Copy every entry word for word, but skip the pictures.

════════

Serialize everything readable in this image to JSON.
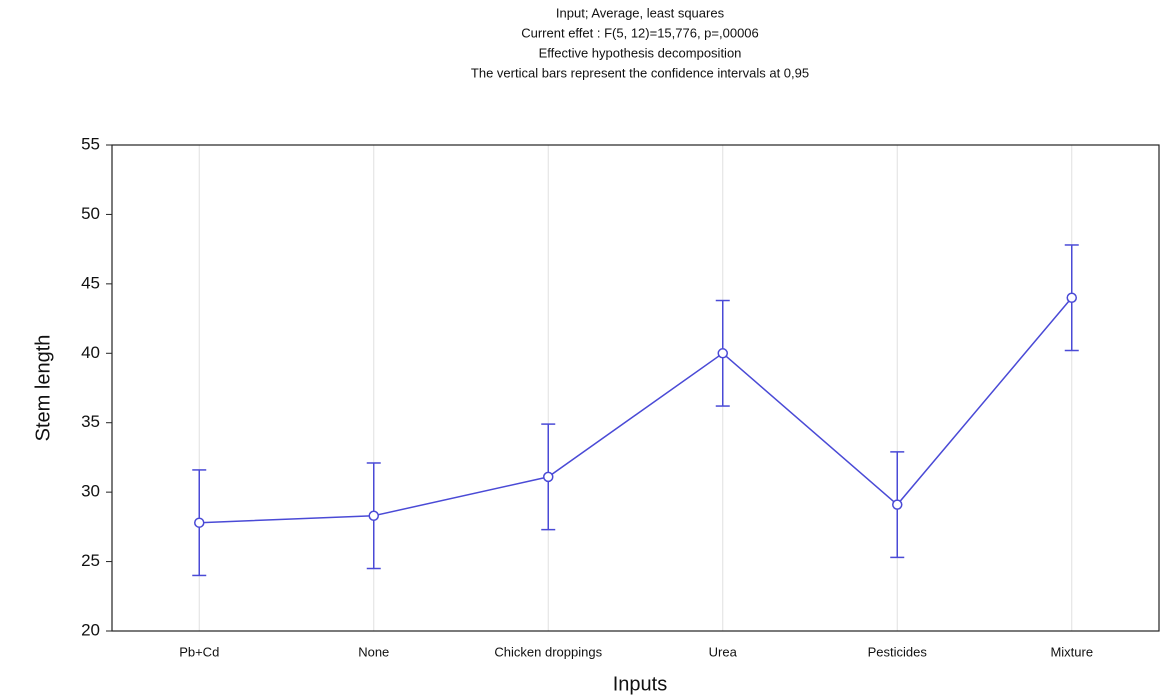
{
  "chart_data": {
    "type": "line",
    "title": "Input; Average, least squares",
    "subtitle": [
      "Current effet : F(5, 12)=15,776, p=,00006",
      "Effective hypothesis decomposition",
      "The vertical bars represent the confidence intervals at 0,95"
    ],
    "x_label": "Inputs",
    "y_label": "Stem length",
    "categories": [
      "Pb+Cd",
      "None",
      "Chicken droppings",
      "Urea",
      "Pesticides",
      "Mixture"
    ],
    "values": [
      27.8,
      28.3,
      31.1,
      40.0,
      29.1,
      44.0
    ],
    "errors": [
      3.8,
      3.8,
      3.8,
      3.8,
      3.8,
      3.8
    ],
    "color": "#4a4ad6",
    "ylim": [
      20,
      55
    ],
    "yticks": [
      20,
      25,
      30,
      35,
      40,
      45,
      50,
      55
    ],
    "grid": true
  }
}
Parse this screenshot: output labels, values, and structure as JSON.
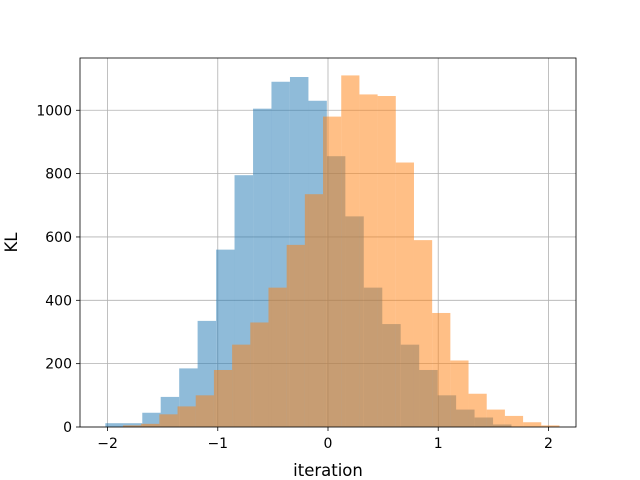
{
  "chart_data": {
    "type": "bar",
    "subtype": "overlapping-histogram",
    "xlabel": "iteration",
    "ylabel": "KL",
    "xlim": [
      -2.25,
      2.25
    ],
    "ylim": [
      0,
      1165
    ],
    "xticks": [
      -2,
      -1,
      0,
      1,
      2
    ],
    "xtick_labels": [
      "−2",
      "−1",
      "0",
      "1",
      "2"
    ],
    "yticks": [
      0,
      200,
      400,
      600,
      800,
      1000
    ],
    "ytick_labels": [
      "0",
      "200",
      "400",
      "600",
      "800",
      "1000"
    ],
    "grid": true,
    "alpha": 0.5,
    "series": [
      {
        "color": "#1f77b4",
        "bin_width": 0.1675,
        "bins": [
          {
            "x0": -2.02,
            "value": 12
          },
          {
            "x0": -1.853,
            "value": 12
          },
          {
            "x0": -1.685,
            "value": 45
          },
          {
            "x0": -1.518,
            "value": 95
          },
          {
            "x0": -1.35,
            "value": 185
          },
          {
            "x0": -1.183,
            "value": 335
          },
          {
            "x0": -1.015,
            "value": 560
          },
          {
            "x0": -0.848,
            "value": 795
          },
          {
            "x0": -0.68,
            "value": 1005
          },
          {
            "x0": -0.513,
            "value": 1090
          },
          {
            "x0": -0.345,
            "value": 1105
          },
          {
            "x0": -0.178,
            "value": 1030
          },
          {
            "x0": -0.01,
            "value": 855
          },
          {
            "x0": 0.157,
            "value": 665
          },
          {
            "x0": 0.325,
            "value": 440
          },
          {
            "x0": 0.492,
            "value": 325
          },
          {
            "x0": 0.66,
            "value": 260
          },
          {
            "x0": 0.827,
            "value": 180
          },
          {
            "x0": 0.995,
            "value": 100
          },
          {
            "x0": 1.162,
            "value": 55
          },
          {
            "x0": 1.33,
            "value": 30
          },
          {
            "x0": 1.497,
            "value": 8
          }
        ]
      },
      {
        "color": "#ff7f0e",
        "bin_width": 0.165,
        "bins": [
          {
            "x0": -1.86,
            "value": 5
          },
          {
            "x0": -1.695,
            "value": 10
          },
          {
            "x0": -1.53,
            "value": 40
          },
          {
            "x0": -1.365,
            "value": 65
          },
          {
            "x0": -1.2,
            "value": 100
          },
          {
            "x0": -1.035,
            "value": 180
          },
          {
            "x0": -0.87,
            "value": 260
          },
          {
            "x0": -0.705,
            "value": 330
          },
          {
            "x0": -0.54,
            "value": 440
          },
          {
            "x0": -0.375,
            "value": 575
          },
          {
            "x0": -0.21,
            "value": 735
          },
          {
            "x0": -0.045,
            "value": 980
          },
          {
            "x0": 0.12,
            "value": 1110
          },
          {
            "x0": 0.285,
            "value": 1050
          },
          {
            "x0": 0.45,
            "value": 1045
          },
          {
            "x0": 0.615,
            "value": 835
          },
          {
            "x0": 0.78,
            "value": 590
          },
          {
            "x0": 0.945,
            "value": 360
          },
          {
            "x0": 1.11,
            "value": 210
          },
          {
            "x0": 1.275,
            "value": 105
          },
          {
            "x0": 1.44,
            "value": 55
          },
          {
            "x0": 1.605,
            "value": 35
          },
          {
            "x0": 1.77,
            "value": 15
          },
          {
            "x0": 1.935,
            "value": 5
          }
        ]
      }
    ]
  }
}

════════

Answer for this exercise |
Serialize everything readable in this image to JSON.
{
  "chart_data": {
    "type": "line",
    "title": "Input; Average, least squares",
    "subtitle": [
      "Current effet : F(5, 12)=15,776, p=,00006",
      "Effective hypothesis decomposition",
      "The vertical bars represent the confidence intervals at 0,95"
    ],
    "x_label": "Inputs",
    "y_label": "Stem length",
    "categories": [
      "Pb+Cd",
      "None",
      "Chicken droppings",
      "Urea",
      "Pesticides",
      "Mixture"
    ],
    "values": [
      27.8,
      28.3,
      31.1,
      40.0,
      29.1,
      44.0
    ],
    "errors": [
      3.8,
      3.8,
      3.8,
      3.8,
      3.8,
      3.8
    ],
    "color": "#4a4ad6",
    "ylim": [
      20,
      55
    ],
    "yticks": [
      20,
      25,
      30,
      35,
      40,
      45,
      50,
      55
    ],
    "grid": true
  }
}
Parse this screenshot: output labels, values, and structure as JSON.
{
  "chart_data": {
    "type": "bar",
    "subtype": "overlapping-histogram",
    "xlabel": "iteration",
    "ylabel": "KL",
    "xlim": [
      -2.25,
      2.25
    ],
    "ylim": [
      0,
      1165
    ],
    "xticks": [
      -2,
      -1,
      0,
      1,
      2
    ],
    "xtick_labels": [
      "−2",
      "−1",
      "0",
      "1",
      "2"
    ],
    "yticks": [
      0,
      200,
      400,
      600,
      800,
      1000
    ],
    "ytick_labels": [
      "0",
      "200",
      "400",
      "600",
      "800",
      "1000"
    ],
    "grid": true,
    "alpha": 0.5,
    "series": [
      {
        "color": "#1f77b4",
        "bin_width": 0.1675,
        "bins": [
          {
            "x0": -2.02,
            "value": 12
          },
          {
            "x0": -1.853,
            "value": 12
          },
          {
            "x0": -1.685,
            "value": 45
          },
          {
            "x0": -1.518,
            "value": 95
          },
          {
            "x0": -1.35,
            "value": 185
          },
          {
            "x0": -1.183,
            "value": 335
          },
          {
            "x0": -1.015,
            "value": 560
          },
          {
            "x0": -0.848,
            "value": 795
          },
          {
            "x0": -0.68,
            "value": 1005
          },
          {
            "x0": -0.513,
            "value": 1090
          },
          {
            "x0": -0.345,
            "value": 1105
          },
          {
            "x0": -0.178,
            "value": 1030
          },
          {
            "x0": -0.01,
            "value": 855
          },
          {
            "x0": 0.157,
            "value": 665
          },
          {
            "x0": 0.325,
            "value": 440
          },
          {
            "x0": 0.492,
            "value": 325
          },
          {
            "x0": 0.66,
            "value": 260
          },
          {
            "x0": 0.827,
            "value": 180
          },
          {
            "x0": 0.995,
            "value": 100
          },
          {
            "x0": 1.162,
            "value": 55
          },
          {
            "x0": 1.33,
            "value": 30
          },
          {
            "x0": 1.497,
            "value": 8
          }
        ]
      },
      {
        "color": "#ff7f0e",
        "bin_width": 0.165,
        "bins": [
          {
            "x0": -1.86,
            "value": 5
          },
          {
            "x0": -1.695,
            "value": 10
          },
          {
            "x0": -1.53,
            "value": 40
          },
          {
            "x0": -1.365,
            "value": 65
          },
          {
            "x0": -1.2,
            "value": 100
          },
          {
            "x0": -1.035,
            "value": 180
          },
          {
            "x0": -0.87,
            "value": 260
          },
          {
            "x0": -0.705,
            "value": 330
          },
          {
            "x0": -0.54,
            "value": 440
          },
          {
            "x0": -0.375,
            "value": 575
          },
          {
            "x0": -0.21,
            "value": 735
          },
          {
            "x0": -0.045,
            "value": 980
          },
          {
            "x0": 0.12,
            "value": 1110
          },
          {
            "x0": 0.285,
            "value": 1050
          },
          {
            "x0": 0.45,
            "value": 1045
          },
          {
            "x0": 0.615,
            "value": 835
          },
          {
            "x0": 0.78,
            "value": 590
          },
          {
            "x0": 0.945,
            "value": 360
          },
          {
            "x0": 1.11,
            "value": 210
          },
          {
            "x0": 1.275,
            "value": 105
          },
          {
            "x0": 1.44,
            "value": 55
          },
          {
            "x0": 1.605,
            "value": 35
          },
          {
            "x0": 1.77,
            "value": 15
          },
          {
            "x0": 1.935,
            "value": 5
          }
        ]
      }
    ]
  }
}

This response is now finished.